__DIRECTION__. Reproduce the listing verbatim.

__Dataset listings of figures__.
>> begin
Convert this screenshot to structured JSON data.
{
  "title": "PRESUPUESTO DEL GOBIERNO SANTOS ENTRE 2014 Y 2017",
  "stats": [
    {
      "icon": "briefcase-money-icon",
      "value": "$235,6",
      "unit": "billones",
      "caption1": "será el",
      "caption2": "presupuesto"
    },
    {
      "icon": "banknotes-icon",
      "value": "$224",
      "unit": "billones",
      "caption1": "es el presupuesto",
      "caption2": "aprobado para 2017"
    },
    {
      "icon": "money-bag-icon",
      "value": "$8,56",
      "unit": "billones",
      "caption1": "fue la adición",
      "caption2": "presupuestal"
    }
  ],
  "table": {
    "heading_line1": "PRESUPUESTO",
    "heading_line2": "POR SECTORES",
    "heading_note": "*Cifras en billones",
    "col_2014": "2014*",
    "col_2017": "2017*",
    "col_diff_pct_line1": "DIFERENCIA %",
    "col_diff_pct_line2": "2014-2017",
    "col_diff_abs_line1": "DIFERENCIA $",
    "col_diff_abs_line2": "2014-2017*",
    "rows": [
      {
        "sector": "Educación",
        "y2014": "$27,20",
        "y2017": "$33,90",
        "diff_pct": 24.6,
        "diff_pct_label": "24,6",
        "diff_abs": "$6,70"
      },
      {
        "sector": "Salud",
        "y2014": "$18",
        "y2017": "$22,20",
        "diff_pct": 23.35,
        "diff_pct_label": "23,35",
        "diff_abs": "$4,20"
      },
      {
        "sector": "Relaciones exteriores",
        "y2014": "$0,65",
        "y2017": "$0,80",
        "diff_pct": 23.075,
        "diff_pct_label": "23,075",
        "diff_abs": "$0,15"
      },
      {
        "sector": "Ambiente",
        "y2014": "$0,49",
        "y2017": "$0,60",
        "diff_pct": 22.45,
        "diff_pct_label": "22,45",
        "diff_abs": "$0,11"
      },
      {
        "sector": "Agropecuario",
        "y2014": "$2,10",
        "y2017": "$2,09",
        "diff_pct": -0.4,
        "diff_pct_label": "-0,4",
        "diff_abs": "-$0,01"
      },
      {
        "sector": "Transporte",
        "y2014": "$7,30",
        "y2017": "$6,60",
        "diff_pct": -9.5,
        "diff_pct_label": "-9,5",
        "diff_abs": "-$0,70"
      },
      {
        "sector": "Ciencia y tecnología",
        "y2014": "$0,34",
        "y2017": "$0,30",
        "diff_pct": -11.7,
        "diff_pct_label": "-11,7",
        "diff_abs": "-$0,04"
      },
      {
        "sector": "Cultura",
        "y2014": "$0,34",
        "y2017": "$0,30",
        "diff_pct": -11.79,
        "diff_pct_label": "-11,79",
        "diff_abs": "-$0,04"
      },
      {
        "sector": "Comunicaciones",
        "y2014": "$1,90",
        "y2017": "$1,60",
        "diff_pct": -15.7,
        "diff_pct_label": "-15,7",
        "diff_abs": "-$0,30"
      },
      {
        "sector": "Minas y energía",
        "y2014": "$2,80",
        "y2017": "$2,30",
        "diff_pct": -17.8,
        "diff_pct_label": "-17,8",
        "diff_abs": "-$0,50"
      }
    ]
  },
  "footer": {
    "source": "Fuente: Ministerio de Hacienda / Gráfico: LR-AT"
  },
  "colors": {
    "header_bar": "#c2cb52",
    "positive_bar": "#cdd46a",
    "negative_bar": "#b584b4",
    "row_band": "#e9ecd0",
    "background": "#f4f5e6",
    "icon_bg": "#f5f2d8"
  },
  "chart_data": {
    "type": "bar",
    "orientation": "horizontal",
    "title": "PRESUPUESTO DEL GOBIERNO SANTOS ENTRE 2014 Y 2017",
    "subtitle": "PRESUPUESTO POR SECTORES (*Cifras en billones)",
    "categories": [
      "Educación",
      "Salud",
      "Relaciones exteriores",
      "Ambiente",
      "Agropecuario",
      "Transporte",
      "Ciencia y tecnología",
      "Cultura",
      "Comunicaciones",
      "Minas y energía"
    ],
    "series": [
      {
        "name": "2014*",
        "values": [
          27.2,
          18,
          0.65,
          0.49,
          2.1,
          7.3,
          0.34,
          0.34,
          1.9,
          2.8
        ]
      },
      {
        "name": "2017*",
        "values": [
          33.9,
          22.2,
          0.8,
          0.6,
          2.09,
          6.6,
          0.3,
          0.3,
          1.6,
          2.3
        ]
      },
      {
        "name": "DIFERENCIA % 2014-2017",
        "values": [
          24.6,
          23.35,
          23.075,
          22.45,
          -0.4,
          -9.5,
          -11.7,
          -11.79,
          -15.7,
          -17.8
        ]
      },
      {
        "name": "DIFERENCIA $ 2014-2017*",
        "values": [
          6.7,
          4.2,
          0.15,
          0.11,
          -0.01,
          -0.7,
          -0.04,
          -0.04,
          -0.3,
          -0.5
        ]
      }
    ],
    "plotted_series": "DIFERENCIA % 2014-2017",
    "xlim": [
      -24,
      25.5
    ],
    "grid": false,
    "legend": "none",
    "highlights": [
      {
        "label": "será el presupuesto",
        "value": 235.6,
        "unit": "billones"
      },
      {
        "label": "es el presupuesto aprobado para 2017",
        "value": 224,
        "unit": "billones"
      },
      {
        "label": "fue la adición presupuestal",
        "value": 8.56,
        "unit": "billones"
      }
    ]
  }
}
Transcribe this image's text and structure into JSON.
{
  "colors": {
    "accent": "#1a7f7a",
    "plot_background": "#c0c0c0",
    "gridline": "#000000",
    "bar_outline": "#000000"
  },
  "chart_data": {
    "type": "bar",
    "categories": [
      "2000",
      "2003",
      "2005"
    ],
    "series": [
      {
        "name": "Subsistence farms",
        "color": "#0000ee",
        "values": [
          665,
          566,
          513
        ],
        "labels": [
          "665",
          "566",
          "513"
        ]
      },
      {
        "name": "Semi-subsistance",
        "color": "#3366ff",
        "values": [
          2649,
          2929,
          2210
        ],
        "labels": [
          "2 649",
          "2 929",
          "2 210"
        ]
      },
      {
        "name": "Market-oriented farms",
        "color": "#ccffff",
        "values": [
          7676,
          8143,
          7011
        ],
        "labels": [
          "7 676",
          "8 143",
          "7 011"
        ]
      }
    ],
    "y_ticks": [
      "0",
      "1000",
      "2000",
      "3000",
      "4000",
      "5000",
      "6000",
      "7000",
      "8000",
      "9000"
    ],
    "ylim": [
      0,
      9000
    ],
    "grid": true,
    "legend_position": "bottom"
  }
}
>> end
__RESULT OF THE EXERCISE__.
Convert this screenshot to structured JSON data.
{
  "title": "PRESUPUESTO DEL GOBIERNO SANTOS ENTRE 2014 Y 2017",
  "stats": [
    {
      "icon": "briefcase-money-icon",
      "value": "$235,6",
      "unit": "billones",
      "caption1": "será el",
      "caption2": "presupuesto"
    },
    {
      "icon": "banknotes-icon",
      "value": "$224",
      "unit": "billones",
      "caption1": "es el presupuesto",
      "caption2": "aprobado para 2017"
    },
    {
      "icon": "money-bag-icon",
      "value": "$8,56",
      "unit": "billones",
      "caption1": "fue la adición",
      "caption2": "presupuestal"
    }
  ],
  "table": {
    "heading_line1": "PRESUPUESTO",
    "heading_line2": "POR SECTORES",
    "heading_note": "*Cifras en billones",
    "col_2014": "2014*",
    "col_2017": "2017*",
    "col_diff_pct_line1": "DIFERENCIA %",
    "col_diff_pct_line2": "2014-2017",
    "col_diff_abs_line1": "DIFERENCIA $",
    "col_diff_abs_line2": "2014-2017*",
    "rows": [
      {
        "sector": "Educación",
        "y2014": "$27,20",
        "y2017": "$33,90",
        "diff_pct": 24.6,
        "diff_pct_label": "24,6",
        "diff_abs": "$6,70"
      },
      {
        "sector": "Salud",
        "y2014": "$18",
        "y2017": "$22,20",
        "diff_pct": 23.35,
        "diff_pct_label": "23,35",
        "diff_abs": "$4,20"
      },
      {
        "sector": "Relaciones exteriores",
        "y2014": "$0,65",
        "y2017": "$0,80",
        "diff_pct": 23.075,
        "diff_pct_label": "23,075",
        "diff_abs": "$0,15"
      },
      {
        "sector": "Ambiente",
        "y2014": "$0,49",
        "y2017": "$0,60",
        "diff_pct": 22.45,
        "diff_pct_label": "22,45",
        "diff_abs": "$0,11"
      },
      {
        "sector": "Agropecuario",
        "y2014": "$2,10",
        "y2017": "$2,09",
        "diff_pct": -0.4,
        "diff_pct_label": "-0,4",
        "diff_abs": "-$0,01"
      },
      {
        "sector": "Transporte",
        "y2014": "$7,30",
        "y2017": "$6,60",
        "diff_pct": -9.5,
        "diff_pct_label": "-9,5",
        "diff_abs": "-$0,70"
      },
      {
        "sector": "Ciencia y tecnología",
        "y2014": "$0,34",
        "y2017": "$0,30",
        "diff_pct": -11.7,
        "diff_pct_label": "-11,7",
        "diff_abs": "-$0,04"
      },
      {
        "sector": "Cultura",
        "y2014": "$0,34",
        "y2017": "$0,30",
        "diff_pct": -11.79,
        "diff_pct_label": "-11,79",
        "diff_abs": "-$0,04"
      },
      {
        "sector": "Comunicaciones",
        "y2014": "$1,90",
        "y2017": "$1,60",
        "diff_pct": -15.7,
        "diff_pct_label": "-15,7",
        "diff_abs": "-$0,30"
      },
      {
        "sector": "Minas y energía",
        "y2014": "$2,80",
        "y2017": "$2,30",
        "diff_pct": -17.8,
        "diff_pct_label": "-17,8",
        "diff_abs": "-$0,50"
      }
    ]
  },
  "footer": {
    "source": "Fuente: Ministerio de Hacienda / Gráfico: LR-AT"
  },
  "colors": {
    "header_bar": "#c2cb52",
    "positive_bar": "#cdd46a",
    "negative_bar": "#b584b4",
    "row_band": "#e9ecd0",
    "background": "#f4f5e6",
    "icon_bg": "#f5f2d8"
  },
  "chart_data": {
    "type": "bar",
    "orientation": "horizontal",
    "title": "PRESUPUESTO DEL GOBIERNO SANTOS ENTRE 2014 Y 2017",
    "subtitle": "PRESUPUESTO POR SECTORES (*Cifras en billones)",
    "categories": [
      "Educación",
      "Salud",
      "Relaciones exteriores",
      "Ambiente",
      "Agropecuario",
      "Transporte",
      "Ciencia y tecnología",
      "Cultura",
      "Comunicaciones",
      "Minas y energía"
    ],
    "series": [
      {
        "name": "2014*",
        "values": [
          27.2,
          18,
          0.65,
          0.49,
          2.1,
          7.3,
          0.34,
          0.34,
          1.9,
          2.8
        ]
      },
      {
        "name": "2017*",
        "values": [
          33.9,
          22.2,
          0.8,
          0.6,
          2.09,
          6.6,
          0.3,
          0.3,
          1.6,
          2.3
        ]
      },
      {
        "name": "DIFERENCIA % 2014-2017",
        "values": [
          24.6,
          23.35,
          23.075,
          22.45,
          -0.4,
          -9.5,
          -11.7,
          -11.79,
          -15.7,
          -17.8
        ]
      },
      {
        "name": "DIFERENCIA $ 2014-2017*",
        "values": [
          6.7,
          4.2,
          0.15,
          0.11,
          -0.01,
          -0.7,
          -0.04,
          -0.04,
          -0.3,
          -0.5
        ]
      }
    ],
    "plotted_series": "DIFERENCIA % 2014-2017",
    "xlim": [
      -24,
      25.5
    ],
    "grid": false,
    "legend": "none",
    "highlights": [
      {
        "label": "será el presupuesto",
        "value": 235.6,
        "unit": "billones"
      },
      {
        "label": "es el presupuesto aprobado para 2017",
        "value": 224,
        "unit": "billones"
      },
      {
        "label": "fue la adición presupuestal",
        "value": 8.56,
        "unit": "billones"
      }
    ]
  }
}
Transcribe this image's text and structure into JSON.
{
  "colors": {
    "accent": "#1a7f7a",
    "plot_background": "#c0c0c0",
    "gridline": "#000000",
    "bar_outline": "#000000"
  },
  "chart_data": {
    "type": "bar",
    "categories": [
      "2000",
      "2003",
      "2005"
    ],
    "series": [
      {
        "name": "Subsistence farms",
        "color": "#0000ee",
        "values": [
          665,
          566,
          513
        ],
        "labels": [
          "665",
          "566",
          "513"
        ]
      },
      {
        "name": "Semi-subsistance",
        "color": "#3366ff",
        "values": [
          2649,
          2929,
          2210
        ],
        "labels": [
          "2 649",
          "2 929",
          "2 210"
        ]
      },
      {
        "name": "Market-oriented farms",
        "color": "#ccffff",
        "values": [
          7676,
          8143,
          7011
        ],
        "labels": [
          "7 676",
          "8 143",
          "7 011"
        ]
      }
    ],
    "y_ticks": [
      "0",
      "1000",
      "2000",
      "3000",
      "4000",
      "5000",
      "6000",
      "7000",
      "8000",
      "9000"
    ],
    "ylim": [
      0,
      9000
    ],
    "grid": true,
    "legend_position": "bottom"
  }
}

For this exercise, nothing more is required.